[EXTRACTED DATA]
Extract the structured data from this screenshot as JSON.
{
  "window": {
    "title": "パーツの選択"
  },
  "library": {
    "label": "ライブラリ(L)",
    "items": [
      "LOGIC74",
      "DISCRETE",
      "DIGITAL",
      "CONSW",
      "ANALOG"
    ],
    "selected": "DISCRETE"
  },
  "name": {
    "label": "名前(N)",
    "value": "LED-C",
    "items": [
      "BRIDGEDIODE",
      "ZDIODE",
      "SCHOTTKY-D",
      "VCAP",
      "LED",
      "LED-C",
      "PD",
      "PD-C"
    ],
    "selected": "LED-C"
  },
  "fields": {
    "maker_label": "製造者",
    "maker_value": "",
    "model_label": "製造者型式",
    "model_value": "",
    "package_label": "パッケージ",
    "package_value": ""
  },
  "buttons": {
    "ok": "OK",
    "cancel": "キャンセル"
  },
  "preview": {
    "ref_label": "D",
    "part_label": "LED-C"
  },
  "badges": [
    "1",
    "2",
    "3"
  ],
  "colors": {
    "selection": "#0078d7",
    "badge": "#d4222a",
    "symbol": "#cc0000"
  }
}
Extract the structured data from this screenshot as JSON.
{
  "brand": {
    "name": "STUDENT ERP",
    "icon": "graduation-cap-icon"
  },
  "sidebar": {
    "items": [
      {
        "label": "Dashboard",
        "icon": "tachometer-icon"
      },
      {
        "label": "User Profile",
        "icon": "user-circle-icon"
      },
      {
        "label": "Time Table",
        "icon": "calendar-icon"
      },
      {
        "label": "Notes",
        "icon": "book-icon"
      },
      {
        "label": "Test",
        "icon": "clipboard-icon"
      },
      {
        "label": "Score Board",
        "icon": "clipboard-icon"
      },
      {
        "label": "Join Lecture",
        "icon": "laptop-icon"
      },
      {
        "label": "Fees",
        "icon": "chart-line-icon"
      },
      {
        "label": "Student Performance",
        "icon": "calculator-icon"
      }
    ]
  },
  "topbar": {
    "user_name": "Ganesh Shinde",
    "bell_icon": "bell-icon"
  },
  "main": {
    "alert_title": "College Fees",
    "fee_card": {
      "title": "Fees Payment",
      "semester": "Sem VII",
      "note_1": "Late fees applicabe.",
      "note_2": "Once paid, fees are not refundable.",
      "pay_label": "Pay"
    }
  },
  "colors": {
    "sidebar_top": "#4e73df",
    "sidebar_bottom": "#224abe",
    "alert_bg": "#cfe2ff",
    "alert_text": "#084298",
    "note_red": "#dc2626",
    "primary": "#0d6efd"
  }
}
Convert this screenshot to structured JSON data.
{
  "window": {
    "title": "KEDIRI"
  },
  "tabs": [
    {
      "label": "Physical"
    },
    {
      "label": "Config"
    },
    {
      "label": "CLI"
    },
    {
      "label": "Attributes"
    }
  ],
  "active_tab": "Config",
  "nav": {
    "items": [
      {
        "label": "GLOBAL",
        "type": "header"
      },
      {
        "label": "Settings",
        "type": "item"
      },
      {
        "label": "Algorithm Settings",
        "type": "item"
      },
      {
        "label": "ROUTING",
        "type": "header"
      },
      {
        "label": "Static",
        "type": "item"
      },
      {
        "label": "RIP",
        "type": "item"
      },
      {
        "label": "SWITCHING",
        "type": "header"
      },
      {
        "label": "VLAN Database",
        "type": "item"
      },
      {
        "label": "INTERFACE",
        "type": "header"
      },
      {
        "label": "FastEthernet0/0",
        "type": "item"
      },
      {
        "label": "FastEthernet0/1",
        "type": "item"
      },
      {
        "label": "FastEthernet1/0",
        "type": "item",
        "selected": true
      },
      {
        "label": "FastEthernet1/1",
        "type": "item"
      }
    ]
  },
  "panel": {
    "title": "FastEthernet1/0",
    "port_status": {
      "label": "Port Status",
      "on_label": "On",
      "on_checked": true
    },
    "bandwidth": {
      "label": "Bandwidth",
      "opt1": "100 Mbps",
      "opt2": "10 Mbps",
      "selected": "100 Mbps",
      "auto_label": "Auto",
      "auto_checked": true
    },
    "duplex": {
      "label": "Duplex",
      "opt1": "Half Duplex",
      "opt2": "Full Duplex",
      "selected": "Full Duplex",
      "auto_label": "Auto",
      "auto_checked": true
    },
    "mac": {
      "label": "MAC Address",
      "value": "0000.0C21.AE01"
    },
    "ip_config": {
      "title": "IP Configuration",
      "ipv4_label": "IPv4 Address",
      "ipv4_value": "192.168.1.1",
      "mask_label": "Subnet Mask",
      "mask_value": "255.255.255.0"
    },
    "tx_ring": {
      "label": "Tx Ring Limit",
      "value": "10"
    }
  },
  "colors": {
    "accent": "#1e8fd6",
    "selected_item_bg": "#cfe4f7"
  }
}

[YOUR TASK] For the data above, state how many lines contain "Full"; the number is the whole answer.

[ANSWER TO THIS TASK] 2